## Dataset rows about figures
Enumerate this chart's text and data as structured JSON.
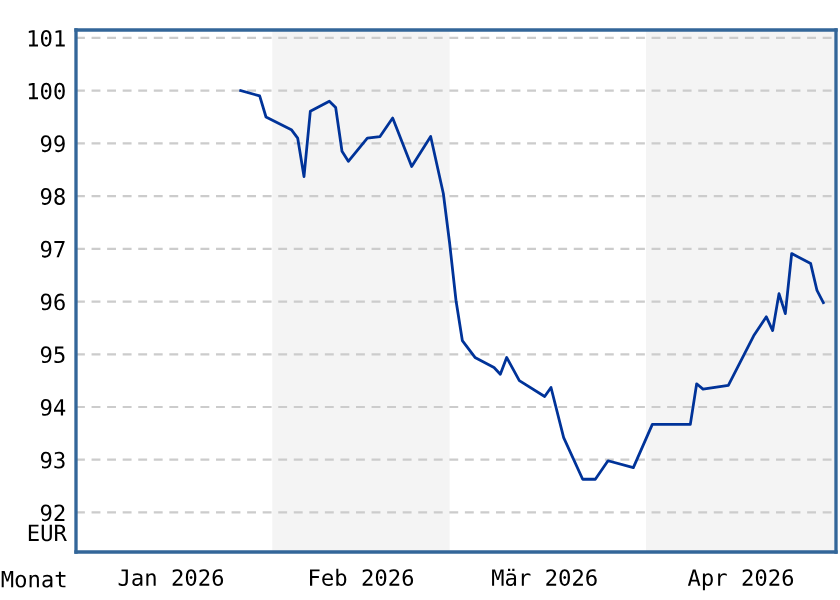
{
  "chart_data": {
    "type": "line",
    "xlabel": "Monat",
    "ylabel": "EUR",
    "x": [
      "2026-01-27",
      "2026-01-30",
      "2026-01-31",
      "2026-02-04",
      "2026-02-05",
      "2026-02-06",
      "2026-02-07",
      "2026-02-10",
      "2026-02-11",
      "2026-02-12",
      "2026-02-13",
      "2026-02-16",
      "2026-02-18",
      "2026-02-20",
      "2026-02-23",
      "2026-02-26",
      "2026-02-28",
      "2026-03-01",
      "2026-03-02",
      "2026-03-03",
      "2026-03-05",
      "2026-03-08",
      "2026-03-09",
      "2026-03-10",
      "2026-03-12",
      "2026-03-16",
      "2026-03-17",
      "2026-03-19",
      "2026-03-22",
      "2026-03-24",
      "2026-03-26",
      "2026-03-30",
      "2026-04-02",
      "2026-04-08",
      "2026-04-09",
      "2026-04-10",
      "2026-04-14",
      "2026-04-18",
      "2026-04-20",
      "2026-04-21",
      "2026-04-22",
      "2026-04-23",
      "2026-04-24",
      "2026-04-27",
      "2026-04-28",
      "2026-04-29"
    ],
    "series": [
      {
        "color": "#003399",
        "values": [
          100.0,
          99.9,
          99.5,
          99.26,
          99.1,
          98.37,
          99.61,
          99.8,
          99.68,
          98.85,
          98.66,
          99.1,
          99.13,
          99.48,
          98.56,
          99.13,
          98.05,
          97.1,
          96.02,
          95.26,
          94.94,
          94.75,
          94.62,
          94.94,
          94.5,
          94.2,
          94.37,
          93.42,
          92.63,
          92.63,
          92.98,
          92.85,
          93.67,
          93.67,
          94.44,
          94.34,
          94.41,
          95.35,
          95.71,
          95.45,
          96.15,
          95.77,
          96.91,
          96.72,
          96.21,
          95.98
        ]
      }
    ],
    "xlim": [
      "2026-01-01",
      "2026-05-01"
    ],
    "xticks": [
      {
        "value": "2026-01-16",
        "label": "Jan 2026"
      },
      {
        "value": "2026-02-15",
        "label": "Feb 2026"
      },
      {
        "value": "2026-03-16",
        "label": "Mär 2026"
      },
      {
        "value": "2026-04-16",
        "label": "Apr 2026"
      }
    ],
    "ylim": [
      91.25,
      101.15
    ],
    "yticks": [
      92,
      93,
      94,
      95,
      96,
      97,
      98,
      99,
      100,
      101
    ],
    "bands": [
      {
        "axis": "x",
        "from": "2026-02-01",
        "to": "2026-03-01",
        "color": "#f4f4f4"
      },
      {
        "axis": "x",
        "from": "2026-04-01",
        "to": "2026-05-01",
        "color": "#f4f4f4"
      }
    ],
    "grid": "y",
    "line_style": "solid",
    "marker": "none"
  }
}
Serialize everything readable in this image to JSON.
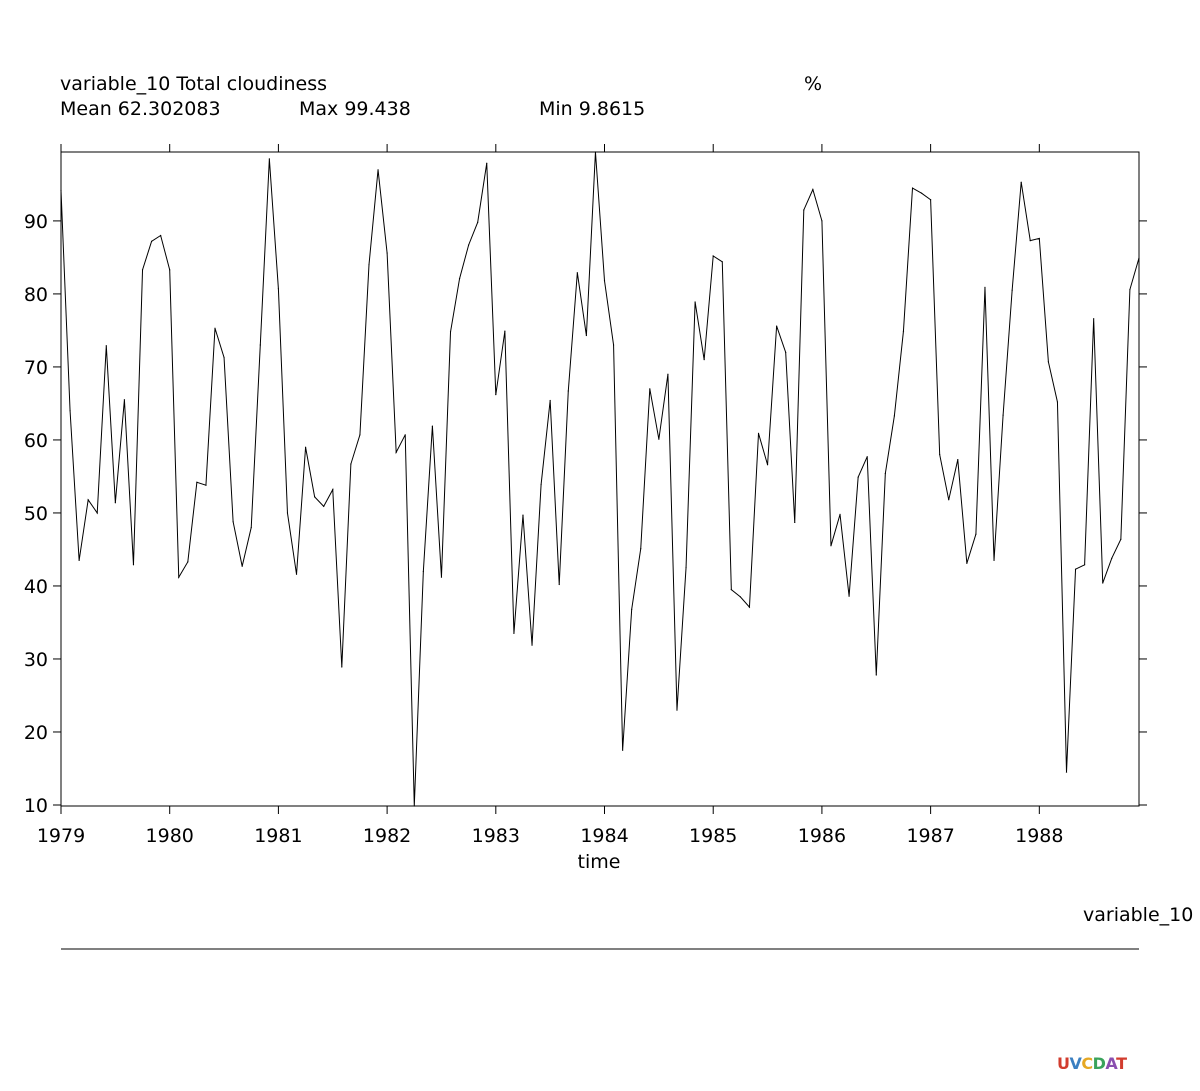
{
  "header": {
    "title": "variable_10 Total cloudiness",
    "units": "%",
    "mean_label": "Mean 62.302083",
    "max_label": "Max 99.438",
    "min_label": "Min 9.8615"
  },
  "legend_label": "variable_10",
  "logo": {
    "text": "UV-CDAT",
    "colors": [
      "#d23c2e",
      "#3a7fc1",
      "#e6a824",
      "#3aa35b",
      "#8a4fb0"
    ]
  },
  "chart_data": {
    "type": "line",
    "title": "variable_10 Total cloudiness",
    "units": "%",
    "xlabel": "time",
    "ylabel": "",
    "x_start": 1979.0,
    "x_step": 0.0833333,
    "xlim": [
      1979,
      1988.917
    ],
    "ylim": [
      9.8615,
      99.438
    ],
    "xticks": [
      1979,
      1980,
      1981,
      1982,
      1983,
      1984,
      1985,
      1986,
      1987,
      1988
    ],
    "yticks": [
      10,
      20,
      30,
      40,
      50,
      60,
      70,
      80,
      90
    ],
    "line_color": "#000000",
    "grid": false,
    "series": [
      {
        "values": [
          94.2,
          64.0,
          43.5,
          51.8,
          50.0,
          72.9,
          51.4,
          65.5,
          42.9,
          83.3,
          87.2,
          88.0,
          83.3,
          41.2,
          43.3,
          54.2,
          53.8,
          75.3,
          71.3,
          48.8,
          42.7,
          48.0,
          73.0,
          98.5,
          80.7,
          50.0,
          41.6,
          59.0,
          52.2,
          50.9,
          53.2,
          28.9,
          56.7,
          60.7,
          84.0,
          97.0,
          85.6,
          58.3,
          60.7,
          9.8615,
          42.0,
          61.9,
          41.2,
          74.8,
          82.1,
          86.7,
          89.8,
          97.9,
          66.2,
          74.9,
          33.5,
          49.7,
          31.9,
          53.9,
          65.4,
          40.2,
          66.7,
          82.9,
          74.3,
          99.438,
          81.8,
          73.0,
          17.5,
          36.8,
          45.1,
          67.0,
          60.1,
          69.0,
          23.0,
          42.5,
          78.9,
          71.0,
          85.2,
          84.4,
          39.5,
          38.5,
          37.1,
          60.9,
          56.6,
          75.6,
          72.0,
          48.7,
          91.5,
          94.3,
          90.0,
          45.5,
          49.8,
          38.6,
          54.9,
          57.7,
          27.8,
          55.4,
          63.3,
          74.9,
          94.5,
          93.8,
          92.9,
          58.0,
          51.8,
          57.3,
          43.1,
          47.1,
          80.9,
          43.5,
          63.4,
          80.5,
          95.3,
          87.3,
          87.6,
          70.7,
          65.2,
          14.5,
          42.3,
          42.9,
          76.6,
          40.4,
          43.8,
          46.4,
          80.6,
          84.9
        ]
      }
    ]
  }
}
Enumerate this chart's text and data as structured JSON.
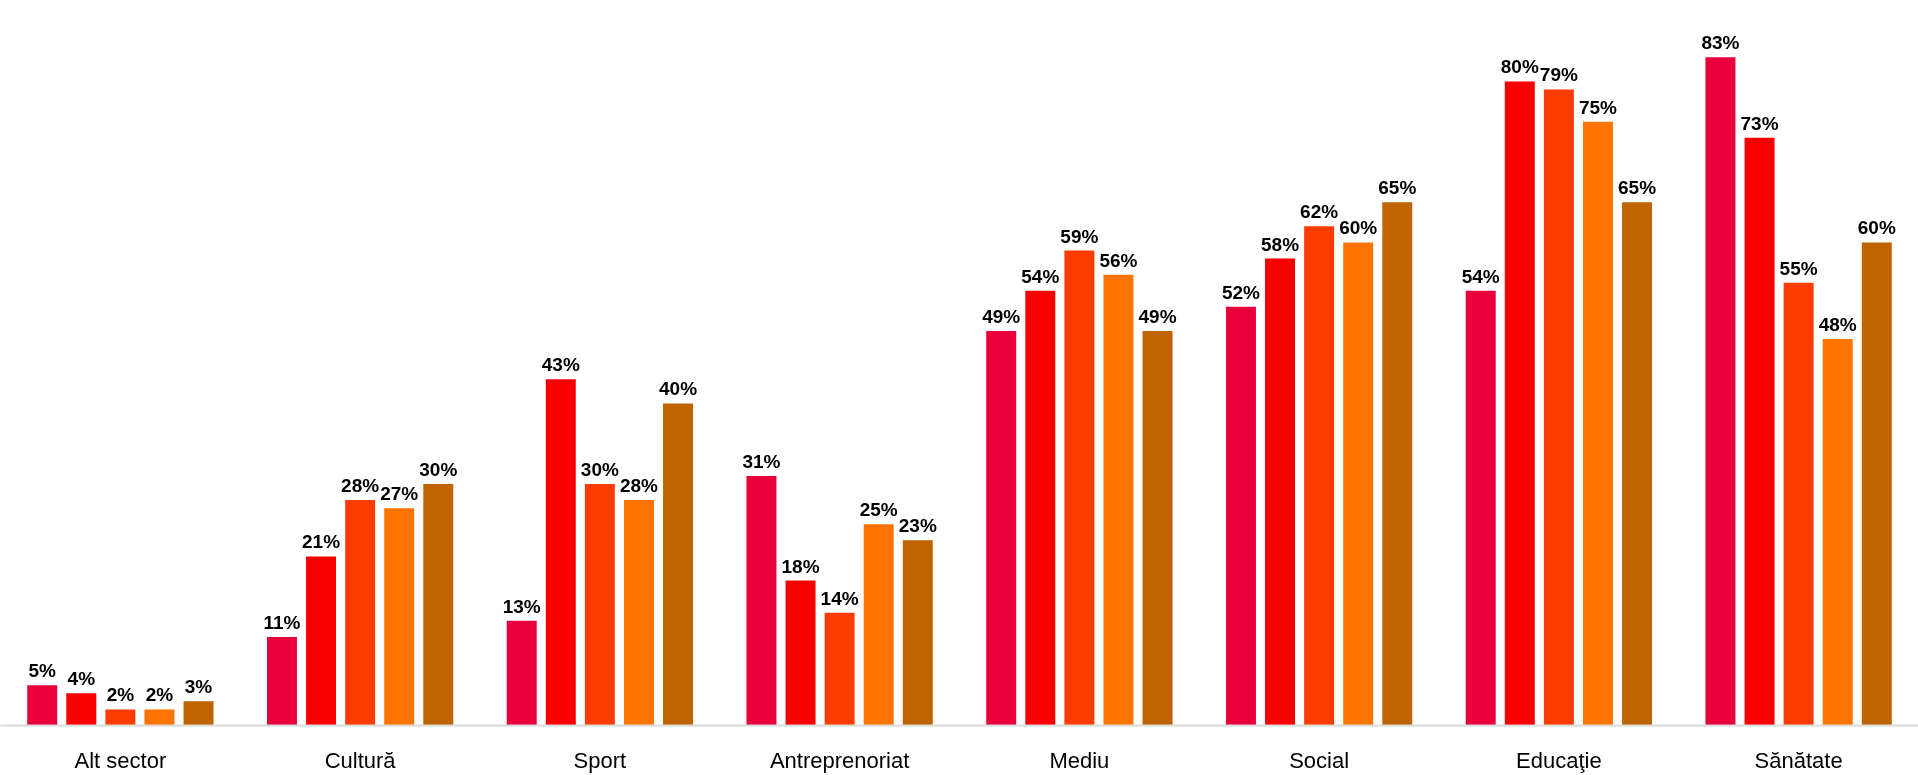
{
  "chart_data": {
    "type": "bar",
    "tick_labels": "x",
    "categories": [
      "Alt sector",
      "Cultură",
      "Sport",
      "Antreprenoriat",
      "Mediu",
      "Social",
      "Educaţie",
      "Sănătate"
    ],
    "series": [
      {
        "color": "#e8003c",
        "values": [
          5,
          11,
          13,
          31,
          49,
          52,
          54,
          83
        ],
        "value_labels": [
          "5%",
          "11%",
          "13%",
          "31%",
          "49%",
          "52%",
          "54%",
          "83%"
        ]
      },
      {
        "color": "#f80000",
        "values": [
          4,
          21,
          43,
          18,
          54,
          58,
          80,
          73
        ],
        "value_labels": [
          "4%",
          "21%",
          "43%",
          "18%",
          "54%",
          "58%",
          "80%",
          "73%"
        ]
      },
      {
        "color": "#ff3c00",
        "values": [
          2,
          28,
          30,
          14,
          59,
          62,
          79,
          55
        ],
        "value_labels": [
          "2%",
          "28%",
          "30%",
          "14%",
          "59%",
          "62%",
          "79%",
          "55%"
        ]
      },
      {
        "color": "#ff7400",
        "values": [
          2,
          27,
          28,
          25,
          56,
          60,
          75,
          48
        ],
        "value_labels": [
          "2%",
          "27%",
          "28%",
          "25%",
          "56%",
          "60%",
          "75%",
          "48%"
        ]
      },
      {
        "color": "#c06400",
        "values": [
          3,
          30,
          40,
          23,
          49,
          65,
          65,
          60
        ],
        "value_labels": [
          "3%",
          "30%",
          "40%",
          "23%",
          "49%",
          "65%",
          "65%",
          "60%"
        ]
      }
    ]
  }
}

## GIVEN REQUEST
Make a verbatim copy of all the entries and strip out the pictures.

## THE SOLUTION
Enumerate this chart's text and data as structured JSON.
{
  "chart_data": {
    "type": "line",
    "xlabel": "Monat",
    "ylabel": "EUR",
    "x": [
      "2026-01-27",
      "2026-01-30",
      "2026-01-31",
      "2026-02-04",
      "2026-02-05",
      "2026-02-06",
      "2026-02-07",
      "2026-02-10",
      "2026-02-11",
      "2026-02-12",
      "2026-02-13",
      "2026-02-16",
      "2026-02-18",
      "2026-02-20",
      "2026-02-23",
      "2026-02-26",
      "2026-02-28",
      "2026-03-01",
      "2026-03-02",
      "2026-03-03",
      "2026-03-05",
      "2026-03-08",
      "2026-03-09",
      "2026-03-10",
      "2026-03-12",
      "2026-03-16",
      "2026-03-17",
      "2026-03-19",
      "2026-03-22",
      "2026-03-24",
      "2026-03-26",
      "2026-03-30",
      "2026-04-02",
      "2026-04-08",
      "2026-04-09",
      "2026-04-10",
      "2026-04-14",
      "2026-04-18",
      "2026-04-20",
      "2026-04-21",
      "2026-04-22",
      "2026-04-23",
      "2026-04-24",
      "2026-04-27",
      "2026-04-28",
      "2026-04-29"
    ],
    "series": [
      {
        "color": "#003399",
        "values": [
          100.0,
          99.9,
          99.5,
          99.26,
          99.1,
          98.37,
          99.61,
          99.8,
          99.68,
          98.85,
          98.66,
          99.1,
          99.13,
          99.48,
          98.56,
          99.13,
          98.05,
          97.1,
          96.02,
          95.26,
          94.94,
          94.75,
          94.62,
          94.94,
          94.5,
          94.2,
          94.37,
          93.42,
          92.63,
          92.63,
          92.98,
          92.85,
          93.67,
          93.67,
          94.44,
          94.34,
          94.41,
          95.35,
          95.71,
          95.45,
          96.15,
          95.77,
          96.91,
          96.72,
          96.21,
          95.98
        ]
      }
    ],
    "xlim": [
      "2026-01-01",
      "2026-05-01"
    ],
    "xticks": [
      {
        "value": "2026-01-16",
        "label": "Jan 2026"
      },
      {
        "value": "2026-02-15",
        "label": "Feb 2026"
      },
      {
        "value": "2026-03-16",
        "label": "Mär 2026"
      },
      {
        "value": "2026-04-16",
        "label": "Apr 2026"
      }
    ],
    "ylim": [
      91.25,
      101.15
    ],
    "yticks": [
      92,
      93,
      94,
      95,
      96,
      97,
      98,
      99,
      100,
      101
    ],
    "bands": [
      {
        "axis": "x",
        "from": "2026-02-01",
        "to": "2026-03-01",
        "color": "#f4f4f4"
      },
      {
        "axis": "x",
        "from": "2026-04-01",
        "to": "2026-05-01",
        "color": "#f4f4f4"
      }
    ],
    "grid": "y",
    "line_style": "solid",
    "marker": "none"
  }
}
Serialize everything readable in this image to JSON.
{
  "header": {
    "title": "variable_10 Total cloudiness",
    "units": "%",
    "mean_label": "Mean 62.302083",
    "max_label": "Max 99.438",
    "min_label": "Min 9.8615"
  },
  "legend_label": "variable_10",
  "logo": {
    "text": "UV-CDAT",
    "colors": [
      "#d23c2e",
      "#3a7fc1",
      "#e6a824",
      "#3aa35b",
      "#8a4fb0"
    ]
  },
  "chart_data": {
    "type": "line",
    "title": "variable_10 Total cloudiness",
    "units": "%",
    "xlabel": "time",
    "ylabel": "",
    "x_start": 1979.0,
    "x_step": 0.0833333,
    "xlim": [
      1979,
      1988.917
    ],
    "ylim": [
      9.8615,
      99.438
    ],
    "xticks": [
      1979,
      1980,
      1981,
      1982,
      1983,
      1984,
      1985,
      1986,
      1987,
      1988
    ],
    "yticks": [
      10,
      20,
      30,
      40,
      50,
      60,
      70,
      80,
      90
    ],
    "line_color": "#000000",
    "grid": false,
    "series": [
      {
        "values": [
          94.2,
          64.0,
          43.5,
          51.8,
          50.0,
          72.9,
          51.4,
          65.5,
          42.9,
          83.3,
          87.2,
          88.0,
          83.3,
          41.2,
          43.3,
          54.2,
          53.8,
          75.3,
          71.3,
          48.8,
          42.7,
          48.0,
          73.0,
          98.5,
          80.7,
          50.0,
          41.6,
          59.0,
          52.2,
          50.9,
          53.2,
          28.9,
          56.7,
          60.7,
          84.0,
          97.0,
          85.6,
          58.3,
          60.7,
          9.8615,
          42.0,
          61.9,
          41.2,
          74.8,
          82.1,
          86.7,
          89.8,
          97.9,
          66.2,
          74.9,
          33.5,
          49.7,
          31.9,
          53.9,
          65.4,
          40.2,
          66.7,
          82.9,
          74.3,
          99.438,
          81.8,
          73.0,
          17.5,
          36.8,
          45.1,
          67.0,
          60.1,
          69.0,
          23.0,
          42.5,
          78.9,
          71.0,
          85.2,
          84.4,
          39.5,
          38.5,
          37.1,
          60.9,
          56.6,
          75.6,
          72.0,
          48.7,
          91.5,
          94.3,
          90.0,
          45.5,
          49.8,
          38.6,
          54.9,
          57.7,
          27.8,
          55.4,
          63.3,
          74.9,
          94.5,
          93.8,
          92.9,
          58.0,
          51.8,
          57.3,
          43.1,
          47.1,
          80.9,
          43.5,
          63.4,
          80.5,
          95.3,
          87.3,
          87.6,
          70.7,
          65.2,
          14.5,
          42.3,
          42.9,
          76.6,
          40.4,
          43.8,
          46.4,
          80.6,
          84.9
        ]
      }
    ]
  }
}
Enumerate this chart's text and data as structured JSON.
{
  "chart_data": {
    "type": "bar",
    "tick_labels": "x",
    "categories": [
      "Alt sector",
      "Cultură",
      "Sport",
      "Antreprenoriat",
      "Mediu",
      "Social",
      "Educaţie",
      "Sănătate"
    ],
    "series": [
      {
        "color": "#e8003c",
        "values": [
          5,
          11,
          13,
          31,
          49,
          52,
          54,
          83
        ],
        "value_labels": [
          "5%",
          "11%",
          "13%",
          "31%",
          "49%",
          "52%",
          "54%",
          "83%"
        ]
      },
      {
        "color": "#f80000",
        "values": [
          4,
          21,
          43,
          18,
          54,
          58,
          80,
          73
        ],
        "value_labels": [
          "4%",
          "21%",
          "43%",
          "18%",
          "54%",
          "58%",
          "80%",
          "73%"
        ]
      },
      {
        "color": "#ff3c00",
        "values": [
          2,
          28,
          30,
          14,
          59,
          62,
          79,
          55
        ],
        "value_labels": [
          "2%",
          "28%",
          "30%",
          "14%",
          "59%",
          "62%",
          "79%",
          "55%"
        ]
      },
      {
        "color": "#ff7400",
        "values": [
          2,
          27,
          28,
          25,
          56,
          60,
          75,
          48
        ],
        "value_labels": [
          "2%",
          "27%",
          "28%",
          "25%",
          "56%",
          "60%",
          "75%",
          "48%"
        ]
      },
      {
        "color": "#c06400",
        "values": [
          3,
          30,
          40,
          23,
          49,
          65,
          65,
          60
        ],
        "value_labels": [
          "3%",
          "30%",
          "40%",
          "23%",
          "49%",
          "65%",
          "65%",
          "60%"
        ]
      }
    ]
  }
}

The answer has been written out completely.